I think they can be fined but it's probably up to the Leftist Mayor   



More             http://www.ynetnews.com/articles/0,7340,L-4238412,00.html   





   
     

Consumed with Jew hatred

Op-ed: How is it that German and Austrian leaders can expend so much energy decrying Israel?

Benjamin Weinthal
Published:    06.05.12, 11:27 / Israel Opinion
   

Late last month, European officials accused the Israelis of exaggerating the threat of a nuclear Iran, and called for Germans to boycott Israeli goods.

 

Austrian defense minister Norbert Darabos and Albrecht Schröter, mayor of the German town of Jena, both Social Democrats, made their remarks as the United States and its allies were heading into negotiations over Iran’s nuclear program.

 

In an interview with the Austrian daily Die Presse, Darabos accused the Israelis of using the danger of an Iranian nuclear weapon to deflect attention from their domestic problems. Meanwhile, Schröter signed a petition from the left-wing Christian peace group Pax Christi calling for a wide-ranging boycott of Israeli products in response to the construction of Israeli settlements in Palestinian territories. On Monday he expressed the same view in an opinion article in Thüringische Landeszeitung
 
Full Story

 

To his credit, conservative Austrian foreign minister Michael Spindelegger said Mr. Darabos’ position does not represent the policies of the national government, but Darabos nonetheless remains defense minister, and social democratic Chancellor Werner Faymann shows no sign of disciplining or dismissing him.

SUPPLIED DATA:

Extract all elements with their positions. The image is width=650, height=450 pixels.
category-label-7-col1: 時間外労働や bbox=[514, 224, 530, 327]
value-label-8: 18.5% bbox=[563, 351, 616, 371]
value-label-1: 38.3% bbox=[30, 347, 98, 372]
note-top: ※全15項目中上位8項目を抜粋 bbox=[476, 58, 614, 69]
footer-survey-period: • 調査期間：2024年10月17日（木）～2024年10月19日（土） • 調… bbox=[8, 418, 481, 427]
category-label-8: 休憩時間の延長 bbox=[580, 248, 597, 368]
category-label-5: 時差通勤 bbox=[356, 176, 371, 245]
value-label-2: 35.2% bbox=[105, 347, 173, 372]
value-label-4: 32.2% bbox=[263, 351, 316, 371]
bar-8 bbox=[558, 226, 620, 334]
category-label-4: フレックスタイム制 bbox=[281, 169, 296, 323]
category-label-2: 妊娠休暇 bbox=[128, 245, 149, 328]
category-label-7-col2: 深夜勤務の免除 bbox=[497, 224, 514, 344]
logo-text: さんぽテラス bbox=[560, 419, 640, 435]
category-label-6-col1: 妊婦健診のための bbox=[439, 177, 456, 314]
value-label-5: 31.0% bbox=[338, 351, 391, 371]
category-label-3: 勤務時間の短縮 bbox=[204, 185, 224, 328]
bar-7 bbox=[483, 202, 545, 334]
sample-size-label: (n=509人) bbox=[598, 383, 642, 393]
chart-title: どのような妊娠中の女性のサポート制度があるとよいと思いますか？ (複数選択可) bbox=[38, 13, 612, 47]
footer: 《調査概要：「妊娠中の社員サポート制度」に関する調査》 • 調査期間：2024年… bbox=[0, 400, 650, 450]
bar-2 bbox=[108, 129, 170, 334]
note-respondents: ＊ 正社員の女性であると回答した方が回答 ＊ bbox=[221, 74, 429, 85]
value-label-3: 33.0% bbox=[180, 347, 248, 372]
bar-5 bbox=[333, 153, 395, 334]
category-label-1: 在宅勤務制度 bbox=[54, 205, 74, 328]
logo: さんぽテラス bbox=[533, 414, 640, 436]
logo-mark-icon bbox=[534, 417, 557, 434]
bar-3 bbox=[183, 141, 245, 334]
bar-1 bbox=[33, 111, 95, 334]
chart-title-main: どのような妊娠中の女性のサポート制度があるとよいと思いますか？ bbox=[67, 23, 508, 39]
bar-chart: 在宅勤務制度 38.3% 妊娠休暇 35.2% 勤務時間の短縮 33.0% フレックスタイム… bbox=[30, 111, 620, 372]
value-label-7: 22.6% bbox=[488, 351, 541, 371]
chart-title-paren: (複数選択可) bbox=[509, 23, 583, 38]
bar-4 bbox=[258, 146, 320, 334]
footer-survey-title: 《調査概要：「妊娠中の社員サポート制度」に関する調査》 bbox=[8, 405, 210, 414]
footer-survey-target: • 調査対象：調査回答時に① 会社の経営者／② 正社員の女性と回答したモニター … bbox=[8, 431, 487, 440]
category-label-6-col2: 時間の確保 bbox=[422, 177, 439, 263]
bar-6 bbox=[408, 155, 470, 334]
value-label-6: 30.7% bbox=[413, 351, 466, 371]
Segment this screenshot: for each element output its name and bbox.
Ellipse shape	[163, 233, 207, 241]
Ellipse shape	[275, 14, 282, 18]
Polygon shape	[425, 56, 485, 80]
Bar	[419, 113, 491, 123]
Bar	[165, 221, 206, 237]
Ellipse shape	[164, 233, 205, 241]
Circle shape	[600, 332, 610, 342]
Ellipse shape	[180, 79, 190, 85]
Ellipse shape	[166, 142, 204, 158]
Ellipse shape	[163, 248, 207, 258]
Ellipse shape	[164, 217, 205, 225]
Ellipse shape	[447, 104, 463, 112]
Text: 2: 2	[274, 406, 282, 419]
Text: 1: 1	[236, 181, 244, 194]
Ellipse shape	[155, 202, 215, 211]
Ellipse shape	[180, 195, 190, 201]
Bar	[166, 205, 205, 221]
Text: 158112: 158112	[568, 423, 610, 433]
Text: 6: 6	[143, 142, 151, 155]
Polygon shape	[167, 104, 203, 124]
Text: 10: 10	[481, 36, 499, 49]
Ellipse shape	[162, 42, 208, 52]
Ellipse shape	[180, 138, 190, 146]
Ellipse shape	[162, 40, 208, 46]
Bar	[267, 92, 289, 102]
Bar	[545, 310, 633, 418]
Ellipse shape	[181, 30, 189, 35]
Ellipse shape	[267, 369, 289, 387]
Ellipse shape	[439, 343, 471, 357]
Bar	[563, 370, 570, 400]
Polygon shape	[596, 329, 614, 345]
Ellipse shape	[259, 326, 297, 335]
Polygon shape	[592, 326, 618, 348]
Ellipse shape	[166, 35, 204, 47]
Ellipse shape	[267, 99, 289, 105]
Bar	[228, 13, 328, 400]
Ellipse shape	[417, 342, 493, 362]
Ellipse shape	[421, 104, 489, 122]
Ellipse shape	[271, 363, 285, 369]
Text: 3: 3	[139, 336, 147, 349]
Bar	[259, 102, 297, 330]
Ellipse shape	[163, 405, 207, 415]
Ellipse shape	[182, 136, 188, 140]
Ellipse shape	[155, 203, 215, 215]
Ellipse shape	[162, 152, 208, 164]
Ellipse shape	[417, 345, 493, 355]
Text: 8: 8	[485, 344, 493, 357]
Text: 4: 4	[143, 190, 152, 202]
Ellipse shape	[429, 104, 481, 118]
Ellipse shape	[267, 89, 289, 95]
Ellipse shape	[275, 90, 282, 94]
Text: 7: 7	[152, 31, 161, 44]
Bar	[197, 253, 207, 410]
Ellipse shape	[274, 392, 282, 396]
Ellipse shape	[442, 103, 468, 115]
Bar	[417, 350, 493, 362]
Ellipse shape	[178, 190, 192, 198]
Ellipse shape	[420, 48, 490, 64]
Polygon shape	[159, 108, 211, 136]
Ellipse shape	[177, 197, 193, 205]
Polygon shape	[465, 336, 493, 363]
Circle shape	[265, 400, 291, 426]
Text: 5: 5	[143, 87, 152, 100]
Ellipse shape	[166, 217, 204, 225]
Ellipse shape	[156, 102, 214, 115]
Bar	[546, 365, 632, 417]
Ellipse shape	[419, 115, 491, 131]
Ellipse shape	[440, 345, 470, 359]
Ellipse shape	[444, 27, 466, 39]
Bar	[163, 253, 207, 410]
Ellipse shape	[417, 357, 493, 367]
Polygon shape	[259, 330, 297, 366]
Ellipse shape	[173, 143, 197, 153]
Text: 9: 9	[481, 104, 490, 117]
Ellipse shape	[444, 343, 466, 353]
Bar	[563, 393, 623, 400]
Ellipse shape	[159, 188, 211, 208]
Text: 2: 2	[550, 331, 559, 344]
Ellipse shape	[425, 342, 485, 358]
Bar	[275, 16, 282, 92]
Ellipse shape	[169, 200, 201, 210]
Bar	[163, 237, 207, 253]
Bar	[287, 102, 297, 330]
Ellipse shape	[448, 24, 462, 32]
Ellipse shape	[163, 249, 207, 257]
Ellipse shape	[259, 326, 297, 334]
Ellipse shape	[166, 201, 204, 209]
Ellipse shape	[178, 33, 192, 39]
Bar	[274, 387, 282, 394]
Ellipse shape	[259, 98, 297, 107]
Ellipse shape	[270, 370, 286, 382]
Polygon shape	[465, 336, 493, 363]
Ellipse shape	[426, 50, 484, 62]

REQUIRED TASK:
Reproduce, word for word and in full, the text above about the German and Austrian officials' remarks on Israel.

RESULT FOR THIS TASK:
I think they can be fined but it's probably up to the Leftist Mayor   



More             http://www.ynetnews.com/articles/0,7340,L-4238412,00.html   





   
     

Consumed with Jew hatred

Op-ed: How is it that German and Austrian leaders can expend so much energy decrying Israel?

Benjamin Weinthal
Published:    06.05.12, 11:27 / Israel Opinion
   

Late last month, European officials accused the Israelis of exaggerating the threat of a nuclear Iran, and called for Germans to boycott Israeli goods.

 

Austrian defense minister Norbert Darabos and Albrecht Schröter, mayor of the German town of Jena, both Social Democrats, made their remarks as the United States and its allies were heading into negotiations over Iran’s nuclear program.

 

In an interview with the Austrian daily Die Presse, Darabos accused the Israelis of using the danger of an Iranian nuclear weapon to deflect attention from their domestic problems. Meanwhile, Schröter signed a petition from the left-wing Christian peace group Pax Christi calling for a wide-ranging boycott of Israeli products in response to the construction of Israeli settlements in Palestinian territories. On Monday he expressed the same view in an opinion article in Thüringische Landeszeitung
 
Full Story

 

To his credit, conservative Austrian foreign minister Michael Spindelegger said Mr. Darabos’ position does not represent the policies of the national government, but Darabos nonetheless remains defense minister, and social democratic Chancellor Werner Faymann shows no sign of disciplining or dismissing him.